Data excerpts

* Begin *

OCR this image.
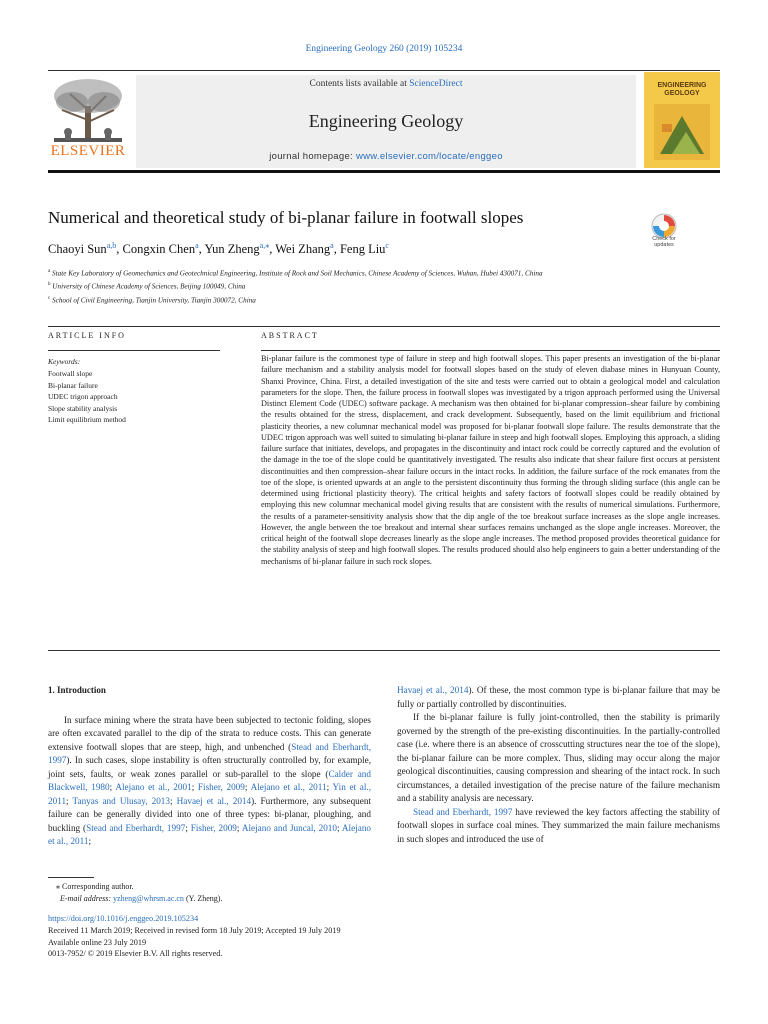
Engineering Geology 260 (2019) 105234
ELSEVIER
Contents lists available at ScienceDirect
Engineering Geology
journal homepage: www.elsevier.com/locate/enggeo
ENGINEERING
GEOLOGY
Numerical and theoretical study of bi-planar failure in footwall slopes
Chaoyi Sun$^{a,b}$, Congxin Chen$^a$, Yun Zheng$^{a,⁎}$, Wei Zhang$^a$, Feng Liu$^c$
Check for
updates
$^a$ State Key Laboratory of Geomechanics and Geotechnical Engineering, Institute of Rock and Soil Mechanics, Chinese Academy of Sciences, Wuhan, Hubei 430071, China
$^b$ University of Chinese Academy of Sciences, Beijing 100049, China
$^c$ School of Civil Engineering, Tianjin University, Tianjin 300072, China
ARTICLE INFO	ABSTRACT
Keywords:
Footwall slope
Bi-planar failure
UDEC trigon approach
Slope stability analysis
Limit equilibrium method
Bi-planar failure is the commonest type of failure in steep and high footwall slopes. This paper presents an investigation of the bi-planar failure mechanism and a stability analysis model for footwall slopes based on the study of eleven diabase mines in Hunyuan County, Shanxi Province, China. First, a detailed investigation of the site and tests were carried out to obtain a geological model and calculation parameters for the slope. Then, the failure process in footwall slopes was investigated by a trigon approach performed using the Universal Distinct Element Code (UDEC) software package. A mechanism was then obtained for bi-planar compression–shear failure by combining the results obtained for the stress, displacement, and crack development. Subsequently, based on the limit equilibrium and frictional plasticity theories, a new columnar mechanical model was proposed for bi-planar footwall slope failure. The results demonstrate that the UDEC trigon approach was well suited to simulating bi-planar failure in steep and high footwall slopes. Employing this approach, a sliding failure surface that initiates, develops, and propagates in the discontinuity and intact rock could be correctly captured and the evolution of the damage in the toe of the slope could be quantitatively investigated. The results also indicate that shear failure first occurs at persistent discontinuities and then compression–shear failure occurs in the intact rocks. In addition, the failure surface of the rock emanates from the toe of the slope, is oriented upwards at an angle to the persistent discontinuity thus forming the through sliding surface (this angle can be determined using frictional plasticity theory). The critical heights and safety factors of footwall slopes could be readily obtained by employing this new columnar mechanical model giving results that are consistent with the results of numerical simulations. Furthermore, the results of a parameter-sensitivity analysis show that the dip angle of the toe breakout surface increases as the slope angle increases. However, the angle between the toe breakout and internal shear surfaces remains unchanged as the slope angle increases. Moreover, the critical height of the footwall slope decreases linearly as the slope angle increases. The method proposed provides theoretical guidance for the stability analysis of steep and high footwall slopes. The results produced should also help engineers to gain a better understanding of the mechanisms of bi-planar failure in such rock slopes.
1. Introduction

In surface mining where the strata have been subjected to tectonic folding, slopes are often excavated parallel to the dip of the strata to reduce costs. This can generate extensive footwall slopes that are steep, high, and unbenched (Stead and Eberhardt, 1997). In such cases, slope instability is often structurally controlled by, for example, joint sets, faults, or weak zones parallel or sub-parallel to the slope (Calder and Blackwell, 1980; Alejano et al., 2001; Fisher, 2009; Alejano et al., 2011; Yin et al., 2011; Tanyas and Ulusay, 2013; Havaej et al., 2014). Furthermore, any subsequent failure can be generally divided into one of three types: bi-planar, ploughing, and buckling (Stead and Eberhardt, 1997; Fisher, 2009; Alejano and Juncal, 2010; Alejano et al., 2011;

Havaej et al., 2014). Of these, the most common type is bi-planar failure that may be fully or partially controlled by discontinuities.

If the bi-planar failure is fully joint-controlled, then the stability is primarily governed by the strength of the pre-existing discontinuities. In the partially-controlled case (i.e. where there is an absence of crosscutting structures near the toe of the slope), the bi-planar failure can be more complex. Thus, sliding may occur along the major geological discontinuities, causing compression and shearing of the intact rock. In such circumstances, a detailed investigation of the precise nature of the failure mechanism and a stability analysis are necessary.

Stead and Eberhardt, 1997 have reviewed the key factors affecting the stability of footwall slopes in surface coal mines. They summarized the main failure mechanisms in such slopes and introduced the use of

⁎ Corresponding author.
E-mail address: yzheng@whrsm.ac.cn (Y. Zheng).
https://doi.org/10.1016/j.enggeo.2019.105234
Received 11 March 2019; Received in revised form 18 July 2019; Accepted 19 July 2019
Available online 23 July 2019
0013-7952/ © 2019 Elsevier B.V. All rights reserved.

* End *
* Begin *

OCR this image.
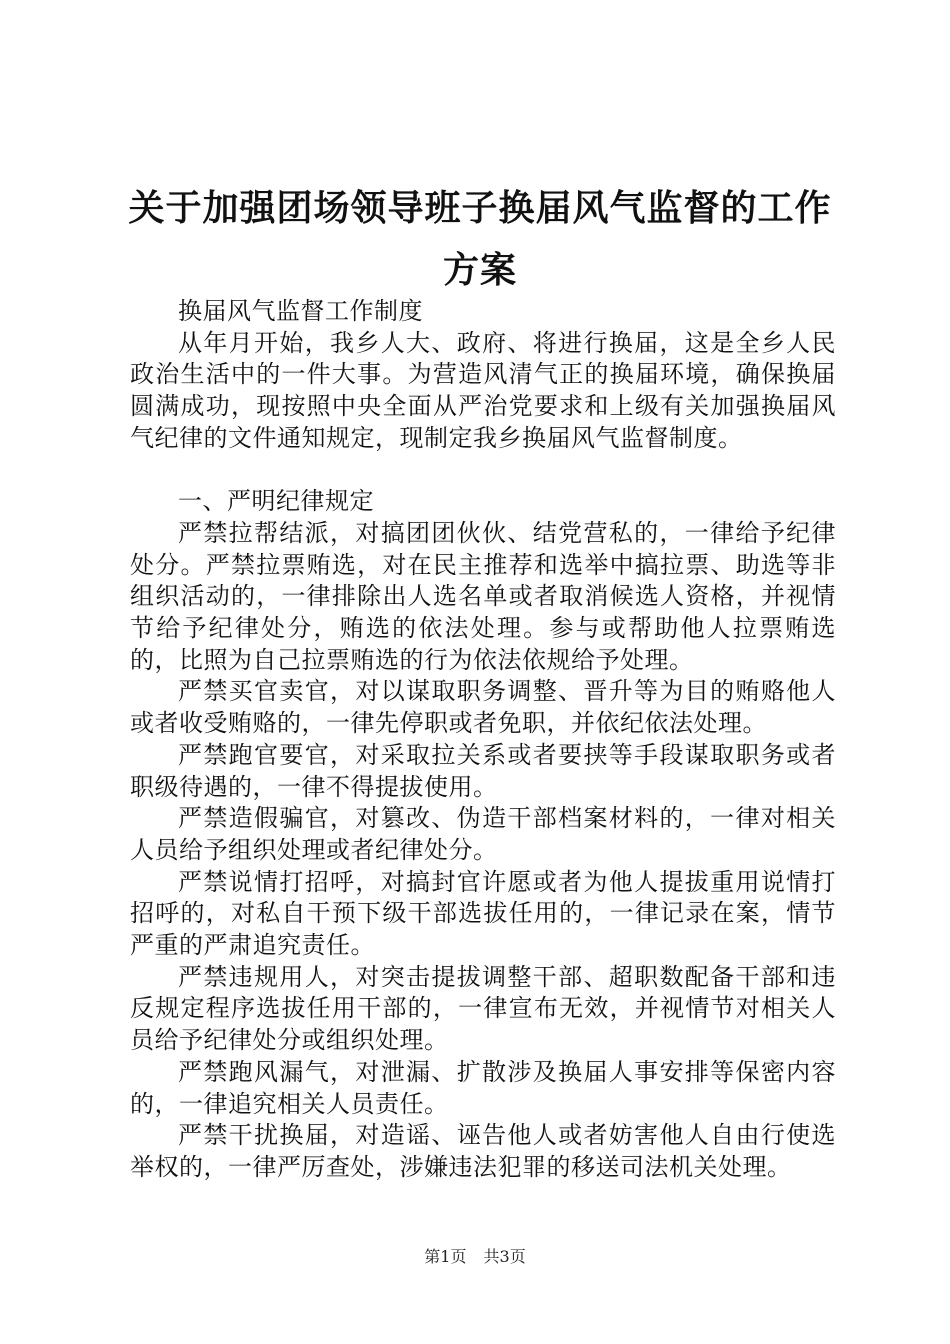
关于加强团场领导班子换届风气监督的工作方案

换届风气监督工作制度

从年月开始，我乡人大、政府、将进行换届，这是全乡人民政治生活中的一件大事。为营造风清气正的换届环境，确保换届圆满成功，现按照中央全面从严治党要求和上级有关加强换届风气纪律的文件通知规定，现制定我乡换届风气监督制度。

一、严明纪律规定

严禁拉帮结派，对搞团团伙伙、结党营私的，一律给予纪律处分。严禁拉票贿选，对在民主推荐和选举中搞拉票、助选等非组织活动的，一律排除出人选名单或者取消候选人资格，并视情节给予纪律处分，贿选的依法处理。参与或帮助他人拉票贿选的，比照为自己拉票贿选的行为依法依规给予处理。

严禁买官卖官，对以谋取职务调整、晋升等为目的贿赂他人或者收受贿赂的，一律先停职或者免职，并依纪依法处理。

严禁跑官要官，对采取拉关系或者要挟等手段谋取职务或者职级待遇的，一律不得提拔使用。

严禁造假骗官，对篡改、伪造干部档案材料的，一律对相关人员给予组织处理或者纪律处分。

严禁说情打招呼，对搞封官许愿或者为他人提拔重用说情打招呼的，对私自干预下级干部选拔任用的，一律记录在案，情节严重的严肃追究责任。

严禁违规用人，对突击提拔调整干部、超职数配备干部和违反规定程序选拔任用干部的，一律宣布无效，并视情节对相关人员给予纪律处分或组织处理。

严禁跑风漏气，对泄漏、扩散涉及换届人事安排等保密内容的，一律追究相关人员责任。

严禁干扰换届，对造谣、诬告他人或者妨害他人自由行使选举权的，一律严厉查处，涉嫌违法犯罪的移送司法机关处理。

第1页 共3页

* End *
* Begin *

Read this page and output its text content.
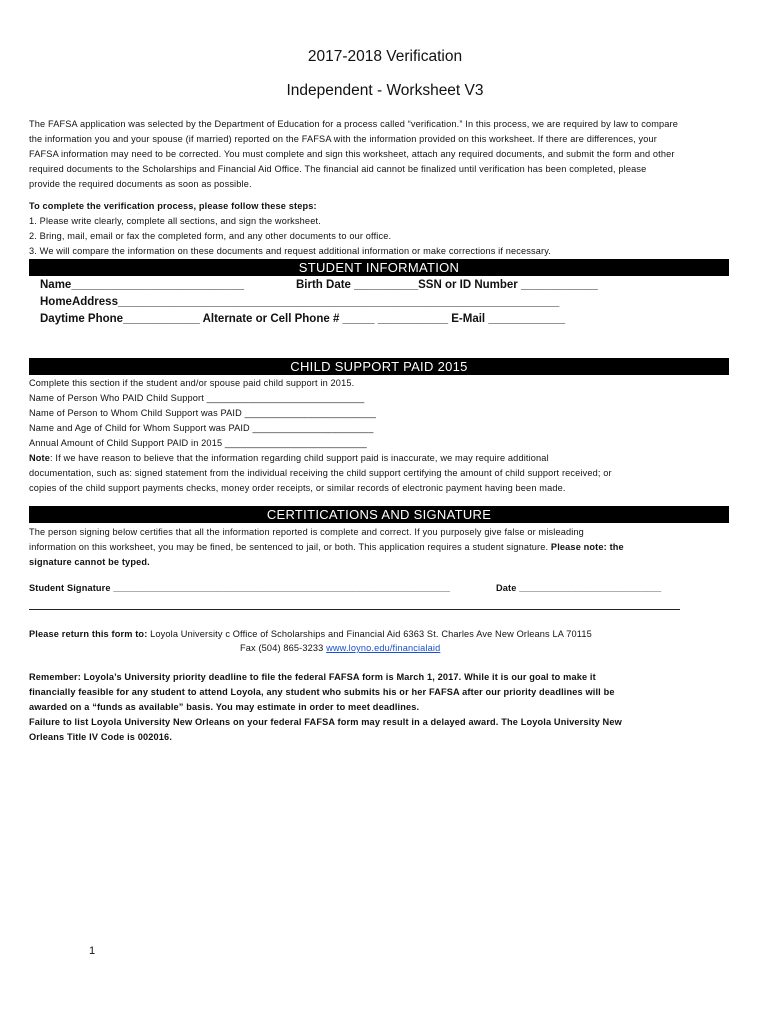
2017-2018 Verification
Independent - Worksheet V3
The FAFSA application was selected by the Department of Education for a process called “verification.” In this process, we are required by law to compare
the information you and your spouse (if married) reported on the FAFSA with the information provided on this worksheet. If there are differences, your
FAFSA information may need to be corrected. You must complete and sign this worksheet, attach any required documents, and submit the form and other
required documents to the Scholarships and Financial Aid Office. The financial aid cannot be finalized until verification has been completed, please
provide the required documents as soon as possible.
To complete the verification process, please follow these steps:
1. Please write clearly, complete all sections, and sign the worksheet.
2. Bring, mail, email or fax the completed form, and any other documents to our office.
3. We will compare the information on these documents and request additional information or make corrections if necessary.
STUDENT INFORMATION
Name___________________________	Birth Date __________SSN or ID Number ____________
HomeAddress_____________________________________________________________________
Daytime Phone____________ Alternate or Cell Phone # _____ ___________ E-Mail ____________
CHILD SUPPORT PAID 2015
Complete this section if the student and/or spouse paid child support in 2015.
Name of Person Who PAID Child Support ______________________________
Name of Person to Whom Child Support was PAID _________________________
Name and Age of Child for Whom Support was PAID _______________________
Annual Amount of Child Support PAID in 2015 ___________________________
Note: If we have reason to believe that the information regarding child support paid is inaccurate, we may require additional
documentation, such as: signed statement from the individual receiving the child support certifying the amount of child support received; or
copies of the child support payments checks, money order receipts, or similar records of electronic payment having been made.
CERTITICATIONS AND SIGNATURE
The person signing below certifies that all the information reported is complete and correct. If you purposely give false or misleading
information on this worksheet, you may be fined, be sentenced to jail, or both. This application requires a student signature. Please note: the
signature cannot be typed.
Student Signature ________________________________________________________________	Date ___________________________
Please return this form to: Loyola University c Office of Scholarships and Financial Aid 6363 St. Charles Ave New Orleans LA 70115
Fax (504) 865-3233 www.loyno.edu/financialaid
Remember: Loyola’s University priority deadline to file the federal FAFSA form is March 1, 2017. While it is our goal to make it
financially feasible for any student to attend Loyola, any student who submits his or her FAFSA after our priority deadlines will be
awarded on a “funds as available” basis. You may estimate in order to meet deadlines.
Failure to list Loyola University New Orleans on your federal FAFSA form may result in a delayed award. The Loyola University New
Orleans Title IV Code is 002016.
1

* End *

Look through the records and gather each line with the word "these".

Havaej et al., 2014). Of these, the most common type is bi-planar failure that may be fully or partially controlled by discontinuities.
To complete the verification process, please follow these steps:
3. We will compare the information on these documents and request additional information or make corrections if necessary.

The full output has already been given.